#### Data in this exercise

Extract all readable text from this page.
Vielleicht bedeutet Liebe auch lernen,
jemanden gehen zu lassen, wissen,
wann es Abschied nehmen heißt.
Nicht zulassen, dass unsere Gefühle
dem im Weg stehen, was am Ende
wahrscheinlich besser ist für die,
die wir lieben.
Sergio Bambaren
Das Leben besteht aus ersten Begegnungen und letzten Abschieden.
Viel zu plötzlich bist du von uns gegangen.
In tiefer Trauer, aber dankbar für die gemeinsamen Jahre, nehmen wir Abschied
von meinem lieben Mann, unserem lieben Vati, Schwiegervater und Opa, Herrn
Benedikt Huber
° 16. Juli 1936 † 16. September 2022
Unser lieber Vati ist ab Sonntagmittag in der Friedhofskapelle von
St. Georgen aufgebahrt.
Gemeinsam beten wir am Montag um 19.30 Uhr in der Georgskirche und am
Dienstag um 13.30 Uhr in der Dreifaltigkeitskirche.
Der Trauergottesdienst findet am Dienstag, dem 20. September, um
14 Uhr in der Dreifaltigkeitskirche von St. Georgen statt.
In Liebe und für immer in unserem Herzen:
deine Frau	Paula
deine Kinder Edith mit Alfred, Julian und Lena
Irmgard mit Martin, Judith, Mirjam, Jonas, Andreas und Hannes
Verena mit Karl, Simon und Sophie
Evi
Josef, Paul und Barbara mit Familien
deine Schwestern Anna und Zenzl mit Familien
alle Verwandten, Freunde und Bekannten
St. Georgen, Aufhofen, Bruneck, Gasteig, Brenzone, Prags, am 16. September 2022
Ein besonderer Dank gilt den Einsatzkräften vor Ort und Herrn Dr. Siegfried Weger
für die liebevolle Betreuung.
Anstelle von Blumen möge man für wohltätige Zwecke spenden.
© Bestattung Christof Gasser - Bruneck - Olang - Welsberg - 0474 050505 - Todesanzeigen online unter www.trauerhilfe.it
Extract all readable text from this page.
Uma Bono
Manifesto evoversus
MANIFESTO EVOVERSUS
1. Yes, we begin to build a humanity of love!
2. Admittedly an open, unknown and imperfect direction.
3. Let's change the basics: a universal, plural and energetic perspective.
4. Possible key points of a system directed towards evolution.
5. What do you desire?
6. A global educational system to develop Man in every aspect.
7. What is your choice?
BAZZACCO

########

» **Aim of the exercise**
The records above are to be repeated exactly, in their entirety.

» **Expected output**
Extract all readable text from this page.
Vielleicht bedeutet Liebe auch lernen,
jemanden gehen zu lassen, wissen,
wann es Abschied nehmen heißt.
Nicht zulassen, dass unsere Gefühle
dem im Weg stehen, was am Ende
wahrscheinlich besser ist für die,
die wir lieben.
Sergio Bambaren
Das Leben besteht aus ersten Begegnungen und letzten Abschieden.
Viel zu plötzlich bist du von uns gegangen.
In tiefer Trauer, aber dankbar für die gemeinsamen Jahre, nehmen wir Abschied
von meinem lieben Mann, unserem lieben Vati, Schwiegervater und Opa, Herrn
Benedikt Huber
° 16. Juli 1936 † 16. September 2022
Unser lieber Vati ist ab Sonntagmittag in der Friedhofskapelle von
St. Georgen aufgebahrt.
Gemeinsam beten wir am Montag um 19.30 Uhr in der Georgskirche und am
Dienstag um 13.30 Uhr in der Dreifaltigkeitskirche.
Der Trauergottesdienst findet am Dienstag, dem 20. September, um
14 Uhr in der Dreifaltigkeitskirche von St. Georgen statt.
In Liebe und für immer in unserem Herzen:
deine Frau	Paula
deine Kinder Edith mit Alfred, Julian und Lena
Irmgard mit Martin, Judith, Mirjam, Jonas, Andreas und Hannes
Verena mit Karl, Simon und Sophie
Evi
Josef, Paul und Barbara mit Familien
deine Schwestern Anna und Zenzl mit Familien
alle Verwandten, Freunde und Bekannten
St. Georgen, Aufhofen, Bruneck, Gasteig, Brenzone, Prags, am 16. September 2022
Ein besonderer Dank gilt den Einsatzkräften vor Ort und Herrn Dr. Siegfried Weger
für die liebevolle Betreuung.
Anstelle von Blumen möge man für wohltätige Zwecke spenden.
© Bestattung Christof Gasser - Bruneck - Olang - Welsberg - 0474 050505 - Todesanzeigen online unter www.trauerhilfe.it
Extract all readable text from this page.
Uma Bono
Manifesto evoversus
MANIFESTO EVOVERSUS
1. Yes, we begin to build a humanity of love!
2. Admittedly an open, unknown and imperfect direction.
3. Let's change the basics: a universal, plural and energetic perspective.
4. Possible key points of a system directed towards evolution.
5. What do you desire?
6. A global educational system to develop Man in every aspect.
7. What is your choice?
BAZZACCO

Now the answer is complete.